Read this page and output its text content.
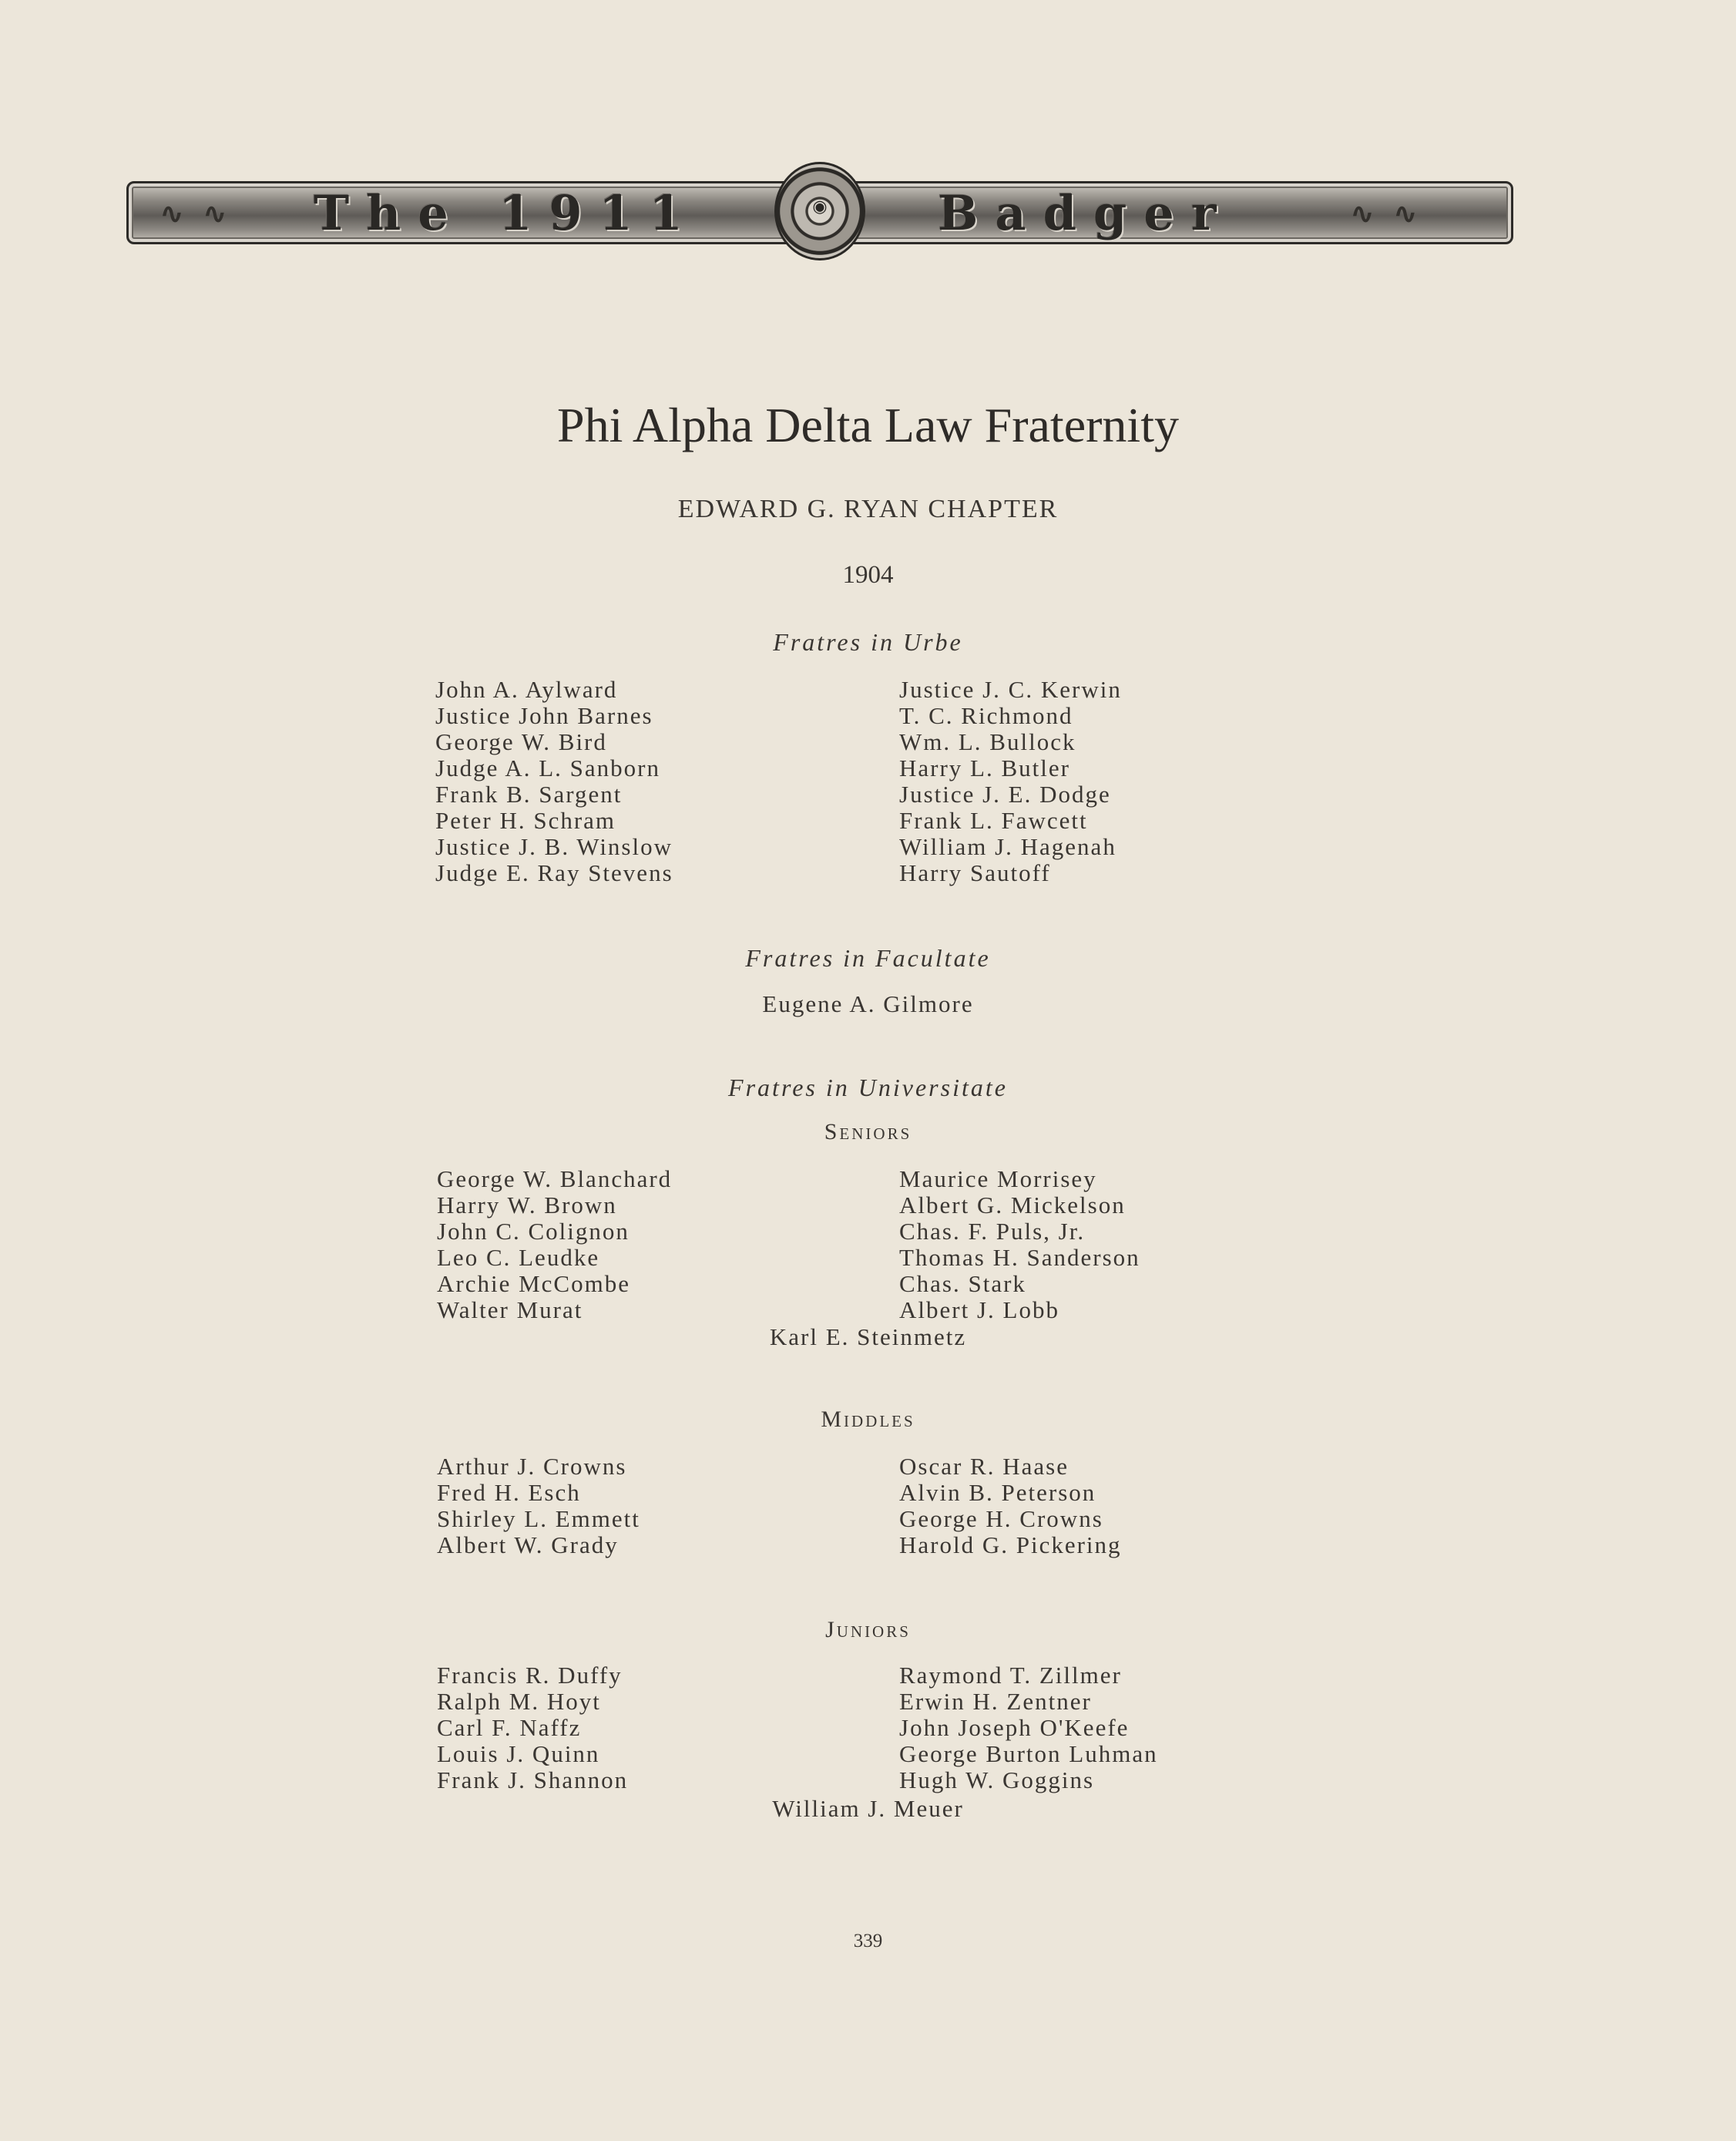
∿∿ The 1911	Badger	∿∿
◉
Phi Alpha Delta Law Fraternity
EDWARD G. RYAN CHAPTER
1904
Fratres in Urbe
John A. Aylward
Justice John Barnes
George W. Bird
Judge A. L. Sanborn
Frank B. Sargent
Peter H. Schram
Justice J. B. Winslow
Judge E. Ray Stevens
Justice J. C. Kerwin
T. C. Richmond
Wm. L. Bullock
Harry L. Butler
Justice J. E. Dodge
Frank L. Fawcett
William J. Hagenah
Harry Sautoff
Fratres in Facultate
Eugene A. Gilmore
Fratres in Universitate
Seniors
George W. Blanchard
Harry W. Brown
John C. Colignon
Leo C. Leudke
Archie McCombe
Walter Murat
Maurice Morrisey
Albert G. Mickelson
Chas. F. Puls, Jr.
Thomas H. Sanderson
Chas. Stark
Albert J. Lobb
Karl E. Steinmetz
Middles
Arthur J. Crowns
Fred H. Esch
Shirley L. Emmett
Albert W. Grady
Oscar R. Haase
Alvin B. Peterson
George H. Crowns
Harold G. Pickering
Juniors
Francis R. Duffy
Ralph M. Hoyt
Carl F. Naffz
Louis J. Quinn
Frank J. Shannon
Raymond T. Zillmer
Erwin H. Zentner
John Joseph O'Keefe
George Burton Luhman
Hugh W. Goggins
William J. Meuer
339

+ + +

What is required
Go through the material line by line. Show each line that contains the string "Fratres".

Solution to this problem
Fratres in Urbe
Fratres in Facultate
Fratres in Universitate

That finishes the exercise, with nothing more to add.